_INSTRUÇÕES_.
**a)** Segundo o texto sobre a reestruturação da Executiva Nacional, que instância deve contribuir diretamente para integrar os novos entes propostos?
**b)** Continue o texto sobre a reestruturação da Executiva Nacional a partir do ponto em que ele termina.

_TEXTO DE LEITURA_.
----
A CNB acredita que, “…funcionando em Núcleos a Executiva Nacional reforçará seu caráter colegiado o que deverá se refletir em decisões e encaminhamentos mais coletivos.”

A proposta em questão merece ser apreciada e aprovada no 6º Congresso. É preciso cuidar, porém, para que haja a devida integração entre os novos entes propostos, para a qual deve concorrer, direta e incisivamente, por vocação, a Secretaria Geral, que precisa ser fortalecida e reestruturada. É preciso cuidar, enfim, para que essa boa ideia saia do papel e das boas intenções.

Uma lacuna presente na proposta refere-se à ausência da explicitação dos vínculos e mecanismos sistêmicos que conformam o sistema de planejamento e gestão estratégicos que será necessário instituir ou reestruturar, associado ao imprescindível mecanismo de prestação de contas das atividades previstas no plano, de responsabilidade da CEN. Sem o binômio plano-prestação de contas, assentado no princípio democrático da transparência, nenhuma estrutura de gestão, por mais bem desenhada que seja, funcionará apropriadamente.
----
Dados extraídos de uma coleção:
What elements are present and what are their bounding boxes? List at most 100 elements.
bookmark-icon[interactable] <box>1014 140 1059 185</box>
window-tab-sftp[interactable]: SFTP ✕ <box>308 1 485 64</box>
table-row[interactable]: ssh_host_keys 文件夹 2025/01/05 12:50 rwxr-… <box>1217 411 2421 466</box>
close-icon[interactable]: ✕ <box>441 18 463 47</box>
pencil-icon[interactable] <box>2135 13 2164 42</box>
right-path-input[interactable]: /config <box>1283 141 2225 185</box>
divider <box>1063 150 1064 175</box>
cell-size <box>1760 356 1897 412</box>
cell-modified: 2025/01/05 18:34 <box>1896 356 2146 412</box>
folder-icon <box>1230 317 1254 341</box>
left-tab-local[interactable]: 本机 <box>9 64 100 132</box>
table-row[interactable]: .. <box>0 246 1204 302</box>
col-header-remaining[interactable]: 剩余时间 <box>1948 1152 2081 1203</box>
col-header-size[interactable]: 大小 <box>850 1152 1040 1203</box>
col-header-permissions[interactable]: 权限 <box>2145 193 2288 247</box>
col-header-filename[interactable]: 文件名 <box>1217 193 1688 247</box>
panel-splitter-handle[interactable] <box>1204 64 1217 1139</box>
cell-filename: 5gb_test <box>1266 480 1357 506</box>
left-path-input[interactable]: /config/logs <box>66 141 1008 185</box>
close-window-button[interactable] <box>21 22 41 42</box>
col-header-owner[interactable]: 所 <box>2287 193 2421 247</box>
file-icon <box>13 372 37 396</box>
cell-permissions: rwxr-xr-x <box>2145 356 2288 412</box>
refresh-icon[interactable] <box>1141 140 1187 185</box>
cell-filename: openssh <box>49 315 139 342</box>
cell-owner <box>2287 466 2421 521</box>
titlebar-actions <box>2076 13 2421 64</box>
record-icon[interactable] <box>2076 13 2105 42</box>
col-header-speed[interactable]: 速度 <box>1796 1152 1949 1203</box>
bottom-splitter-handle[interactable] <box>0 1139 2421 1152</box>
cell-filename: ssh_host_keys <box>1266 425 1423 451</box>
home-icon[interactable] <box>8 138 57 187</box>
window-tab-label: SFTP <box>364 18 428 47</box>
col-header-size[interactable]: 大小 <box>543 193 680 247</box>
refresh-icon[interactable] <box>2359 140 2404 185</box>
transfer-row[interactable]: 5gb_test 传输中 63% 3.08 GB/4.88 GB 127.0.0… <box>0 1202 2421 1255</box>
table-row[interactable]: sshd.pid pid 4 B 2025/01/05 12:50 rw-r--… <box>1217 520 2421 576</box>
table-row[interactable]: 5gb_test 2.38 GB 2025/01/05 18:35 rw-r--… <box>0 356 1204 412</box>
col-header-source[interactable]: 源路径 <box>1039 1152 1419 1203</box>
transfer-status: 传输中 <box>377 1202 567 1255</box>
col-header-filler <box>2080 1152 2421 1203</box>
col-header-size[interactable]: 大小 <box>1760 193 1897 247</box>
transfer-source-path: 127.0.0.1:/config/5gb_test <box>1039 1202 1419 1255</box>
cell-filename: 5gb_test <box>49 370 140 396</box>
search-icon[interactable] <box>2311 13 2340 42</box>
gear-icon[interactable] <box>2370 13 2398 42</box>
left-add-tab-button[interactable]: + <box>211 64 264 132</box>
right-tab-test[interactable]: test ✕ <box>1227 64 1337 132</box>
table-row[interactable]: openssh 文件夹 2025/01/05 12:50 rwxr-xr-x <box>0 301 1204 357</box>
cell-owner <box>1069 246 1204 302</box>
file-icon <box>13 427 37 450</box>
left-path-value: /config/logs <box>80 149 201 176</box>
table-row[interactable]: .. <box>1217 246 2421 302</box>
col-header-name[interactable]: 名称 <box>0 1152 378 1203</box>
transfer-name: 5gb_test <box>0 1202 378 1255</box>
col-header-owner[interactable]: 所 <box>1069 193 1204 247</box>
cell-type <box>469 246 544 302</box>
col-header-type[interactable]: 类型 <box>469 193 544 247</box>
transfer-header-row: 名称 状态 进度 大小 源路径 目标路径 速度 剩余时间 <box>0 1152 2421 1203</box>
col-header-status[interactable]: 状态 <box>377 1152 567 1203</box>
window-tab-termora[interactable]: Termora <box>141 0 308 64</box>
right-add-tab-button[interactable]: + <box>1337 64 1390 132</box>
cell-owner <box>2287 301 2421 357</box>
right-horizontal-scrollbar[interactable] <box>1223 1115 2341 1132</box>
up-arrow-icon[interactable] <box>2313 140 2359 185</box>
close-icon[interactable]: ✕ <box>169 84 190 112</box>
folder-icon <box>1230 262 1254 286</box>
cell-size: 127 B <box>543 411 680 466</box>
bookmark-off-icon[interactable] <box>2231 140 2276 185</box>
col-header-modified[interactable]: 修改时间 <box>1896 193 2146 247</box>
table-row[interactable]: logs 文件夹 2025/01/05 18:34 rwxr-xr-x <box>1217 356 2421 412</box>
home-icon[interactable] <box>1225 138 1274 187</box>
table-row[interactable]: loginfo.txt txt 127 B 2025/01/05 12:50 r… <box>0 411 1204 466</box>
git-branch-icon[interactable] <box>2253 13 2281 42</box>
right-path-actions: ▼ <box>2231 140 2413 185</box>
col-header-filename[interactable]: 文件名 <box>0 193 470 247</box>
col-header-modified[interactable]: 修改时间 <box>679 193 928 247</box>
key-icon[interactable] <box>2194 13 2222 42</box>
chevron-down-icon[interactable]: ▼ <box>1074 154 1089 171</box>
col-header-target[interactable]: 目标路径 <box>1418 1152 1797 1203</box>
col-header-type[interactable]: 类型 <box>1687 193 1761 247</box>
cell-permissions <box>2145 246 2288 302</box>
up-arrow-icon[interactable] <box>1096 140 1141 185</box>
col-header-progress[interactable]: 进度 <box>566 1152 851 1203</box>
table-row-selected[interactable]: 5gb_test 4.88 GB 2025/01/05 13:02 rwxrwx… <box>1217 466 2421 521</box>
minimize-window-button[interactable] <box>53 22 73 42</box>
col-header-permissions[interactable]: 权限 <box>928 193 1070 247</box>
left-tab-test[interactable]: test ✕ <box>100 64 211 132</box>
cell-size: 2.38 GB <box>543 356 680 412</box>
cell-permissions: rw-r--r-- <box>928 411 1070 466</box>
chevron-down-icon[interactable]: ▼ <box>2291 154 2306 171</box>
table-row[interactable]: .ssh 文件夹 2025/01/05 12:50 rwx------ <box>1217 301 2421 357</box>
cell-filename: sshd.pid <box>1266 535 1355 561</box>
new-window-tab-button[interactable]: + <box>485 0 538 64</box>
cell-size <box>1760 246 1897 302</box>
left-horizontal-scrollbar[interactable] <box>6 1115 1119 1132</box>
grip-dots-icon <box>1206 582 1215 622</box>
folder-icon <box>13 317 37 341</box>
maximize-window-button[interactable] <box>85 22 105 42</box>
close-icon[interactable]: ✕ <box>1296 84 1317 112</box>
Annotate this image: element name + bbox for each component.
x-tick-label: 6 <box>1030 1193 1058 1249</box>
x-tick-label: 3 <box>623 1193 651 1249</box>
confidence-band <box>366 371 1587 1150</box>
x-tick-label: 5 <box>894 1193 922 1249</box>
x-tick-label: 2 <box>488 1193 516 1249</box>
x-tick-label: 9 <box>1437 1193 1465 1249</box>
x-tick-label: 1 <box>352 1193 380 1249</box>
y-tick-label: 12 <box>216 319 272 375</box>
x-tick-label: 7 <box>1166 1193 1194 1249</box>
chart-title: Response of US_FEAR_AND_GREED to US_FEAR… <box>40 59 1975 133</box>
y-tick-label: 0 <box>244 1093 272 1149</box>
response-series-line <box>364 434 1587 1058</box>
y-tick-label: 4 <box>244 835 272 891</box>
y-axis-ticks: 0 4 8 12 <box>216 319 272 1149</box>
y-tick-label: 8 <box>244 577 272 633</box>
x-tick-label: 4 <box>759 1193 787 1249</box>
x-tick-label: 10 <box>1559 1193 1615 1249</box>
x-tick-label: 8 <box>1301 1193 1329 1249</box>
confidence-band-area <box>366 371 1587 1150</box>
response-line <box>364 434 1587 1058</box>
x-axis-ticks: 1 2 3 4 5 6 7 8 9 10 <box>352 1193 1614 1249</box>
----
_RESPOSTAS ESPERADAS_.
**a)** A Secretaria Geral, que precisa ser fortalecida e reestruturada.

**b)**
Outra lacuna é a ausência de considerações sobre a necessidade de dotar a alta direção de instrumentos típicos de Estado Maior, como a Sala de Situação, extremamente importantes para dar maior potência e agilidade à formulação e gestão da intervenção política, face a situações complexas e desafiadoras como a que vivemos. Às vezes fica a impressão de que a direção maior decide sobre bases frágeis e quase sempre reativamente.

Sugere-se aqui que o 6º Congresso aprove peremptoriamente uma resolução tornando obrigatória, para todos os níveis de direção, a apresentação, num prazo não superior a 30 dias após a posse das direções executivas, de plano de ação política e administrativo-financeira correspondente ao tempo de mandato. O plano de ação será então submetido à consulta pública, no site oficial do partido, por prazo determinado, após o qual, também respeitado prazo, o colegiado de direção respectivo o aprovará. A resolução deve também obrigar as direções a apresentarem prestação de contas anual sobre a implementação do plano. Através desse mecanismo trivial de empoderamento da gestão compartilhada toda a coletividade petista, e além dela, vai saber nitidamente o que está acordado e prometido e o que foi ou está sendo implementado, o que não foi implementado e por que.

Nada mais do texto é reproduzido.